▸ Given problem
Below are records to transcribe exactly, without their pictures.

▸ Supplied entries
<<<<
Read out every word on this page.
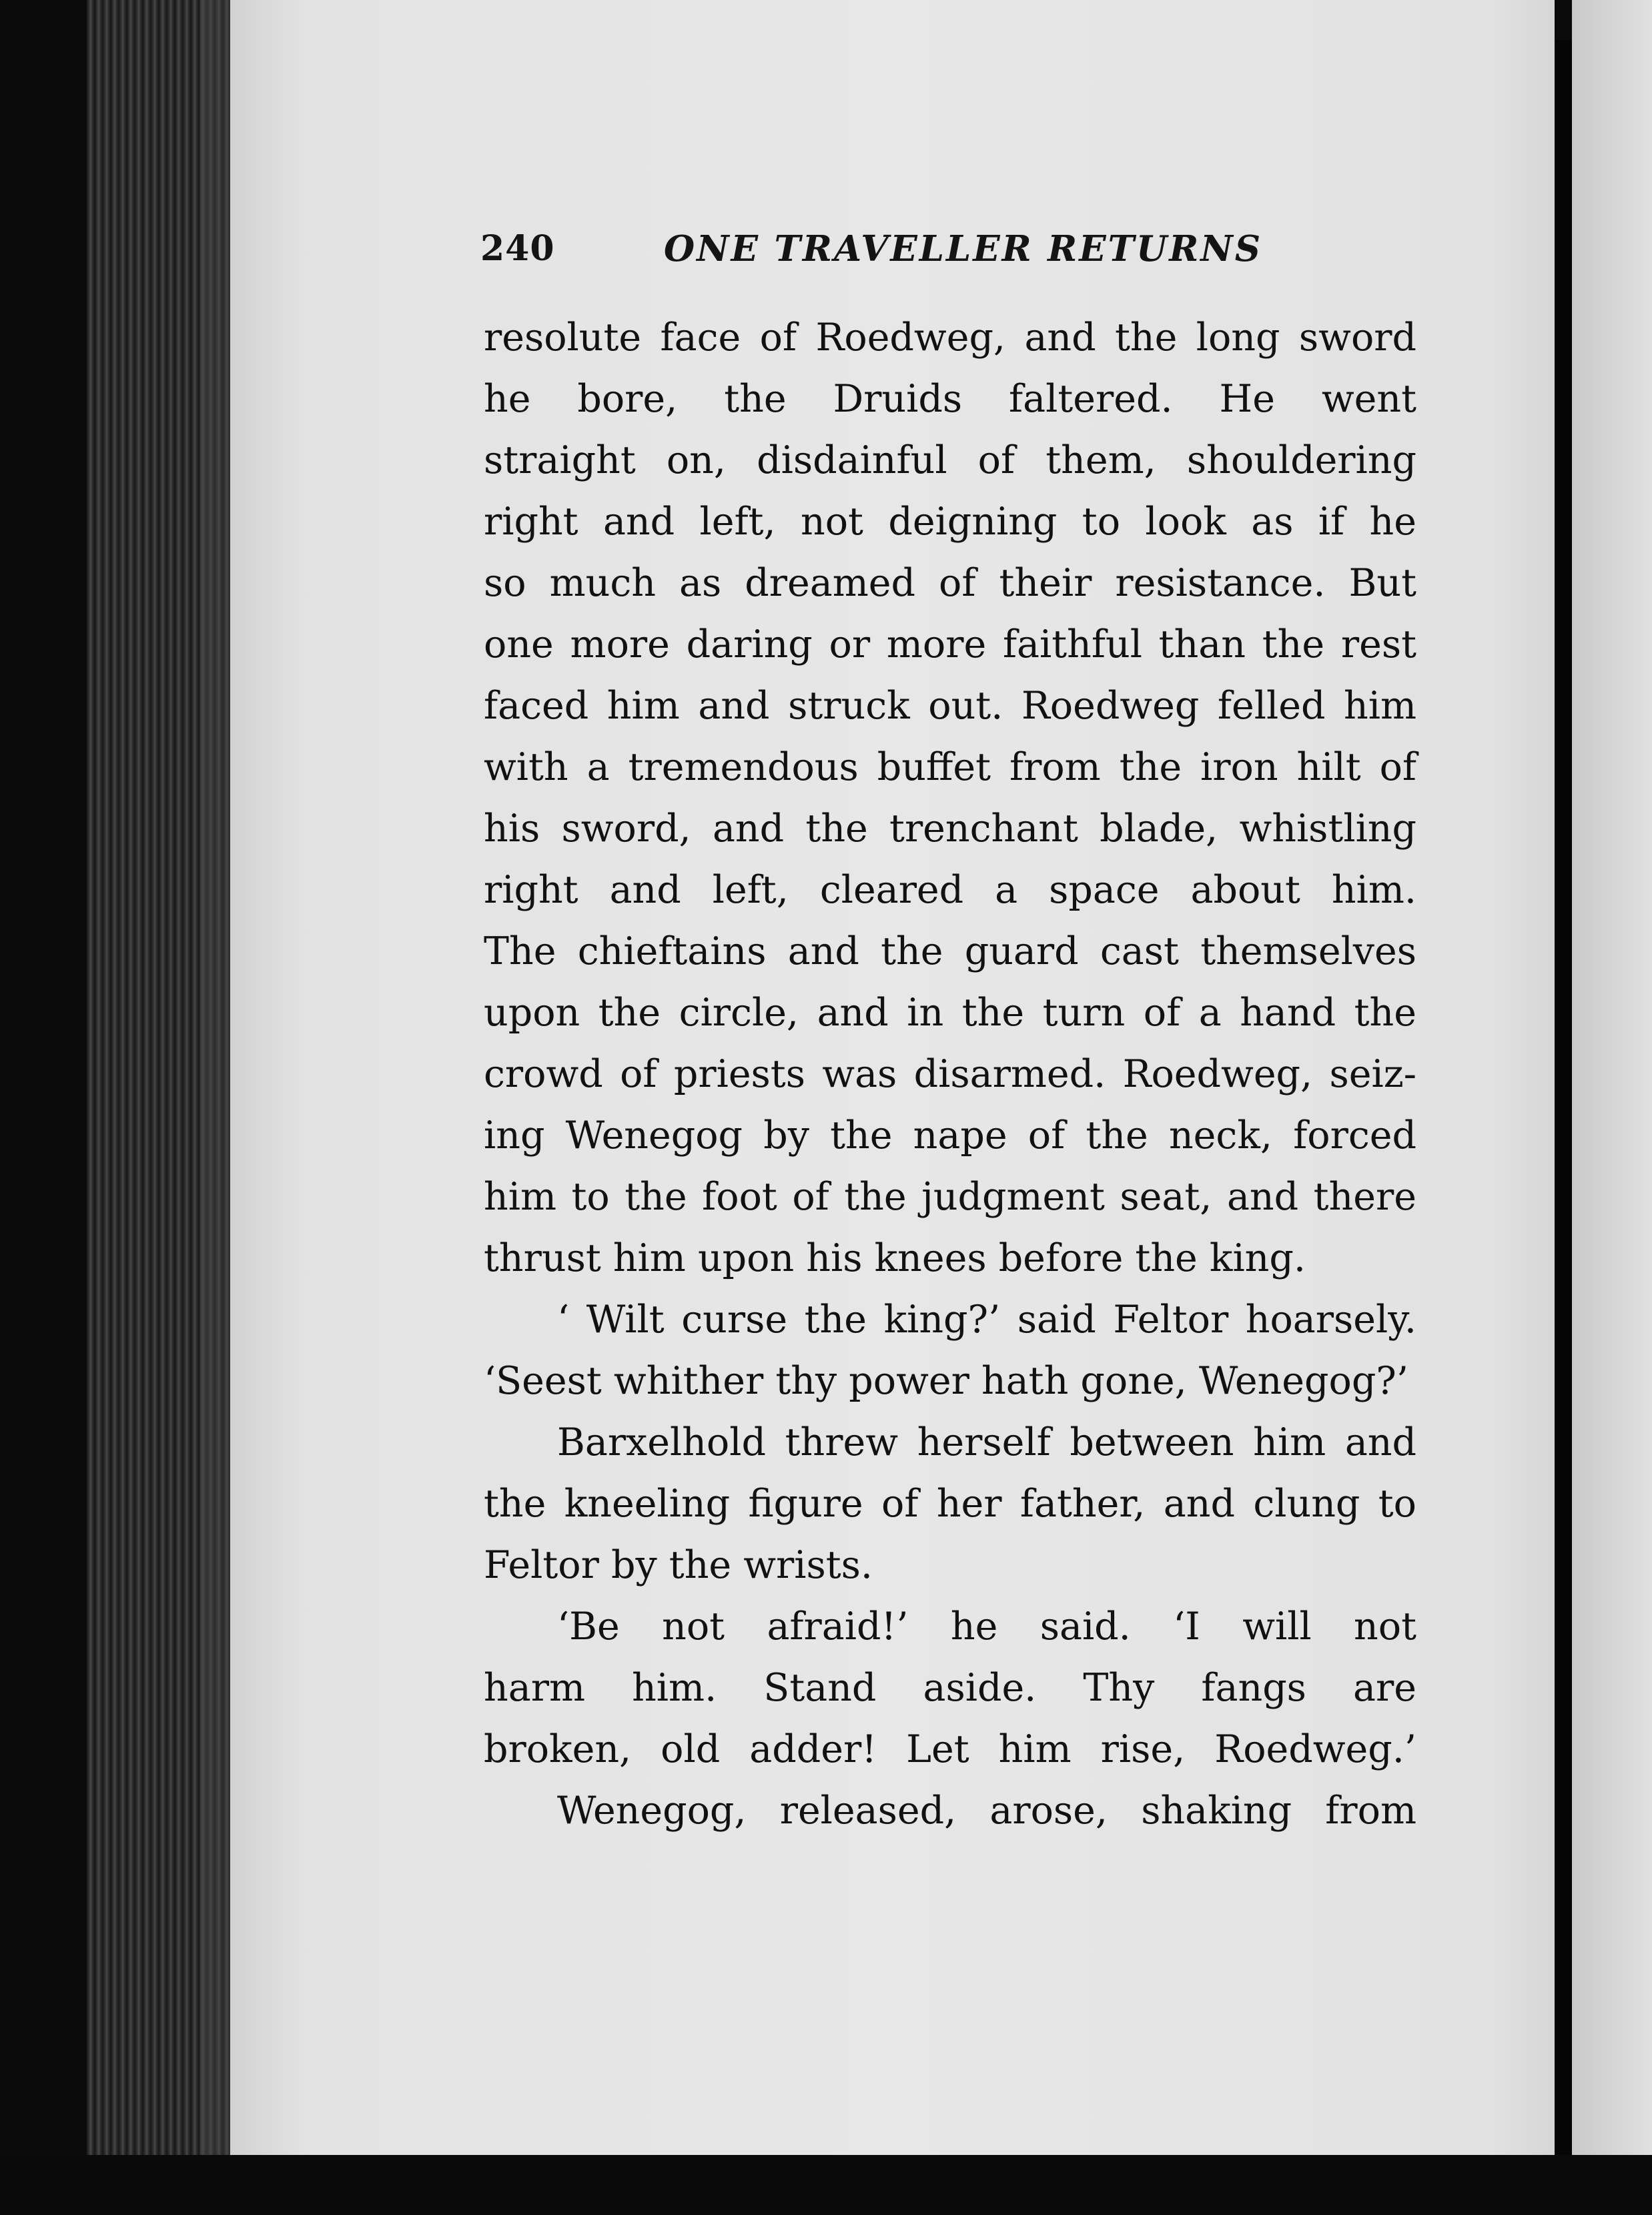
240	ONE TRAVELLER RETURNS
resolute face of Roedweg, and the long sword
he bore, the Druids faltered. He went
straight on, disdainful of them, shouldering
right and left, not deigning to look as if he
so much as dreamed of their resistance. But
one more daring or more faithful than the rest
faced him and struck out. Roedweg felled him
with a tremendous buffet from the iron hilt of
his sword, and the trenchant blade, whistling
right and left, cleared a space about him.
The chieftains and the guard cast themselves
upon the circle, and in the turn of a hand the
crowd of priests was disarmed. Roedweg, seiz-
ing Wenegog by the nape of the neck, forced
him to the foot of the judgment seat, and there
thrust him upon his knees before the king.
‘ Wilt curse the king?’ said Feltor hoarsely.
‘Seest whither thy power hath gone, Wenegog?’
Barxelhold threw herself between him and
the kneeling figure of her father, and clung to
Feltor by the wrists.
‘Be not afraid!’ he said. ‘I will not
harm him. Stand aside. Thy fangs are
broken, old adder! Let him rise, Roedweg.’
Wenegog, released, arose, shaking from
>>>>
▸ Response to this task
Read out every word on this page.
240	ONE TRAVELLER RETURNS
resolute face of Roedweg, and the long sword
he bore, the Druids faltered. He went
straight on, disdainful of them, shouldering
right and left, not deigning to look as if he
so much as dreamed of their resistance. But
one more daring or more faithful than the rest
faced him and struck out. Roedweg felled him
with a tremendous buffet from the iron hilt of
his sword, and the trenchant blade, whistling
right and left, cleared a space about him.
The chieftains and the guard cast themselves
upon the circle, and in the turn of a hand the
crowd of priests was disarmed. Roedweg, seiz-
ing Wenegog by the nape of the neck, forced
him to the foot of the judgment seat, and there
thrust him upon his knees before the king.
‘ Wilt curse the king?’ said Feltor hoarsely.
‘Seest whither thy power hath gone, Wenegog?’
Barxelhold threw herself between him and
the kneeling figure of her father, and clung to
Feltor by the wrists.
‘Be not afraid!’ he said. ‘I will not
harm him. Stand aside. Thy fangs are
broken, old adder! Let him rise, Roedweg.’
Wenegog, released, arose, shaking from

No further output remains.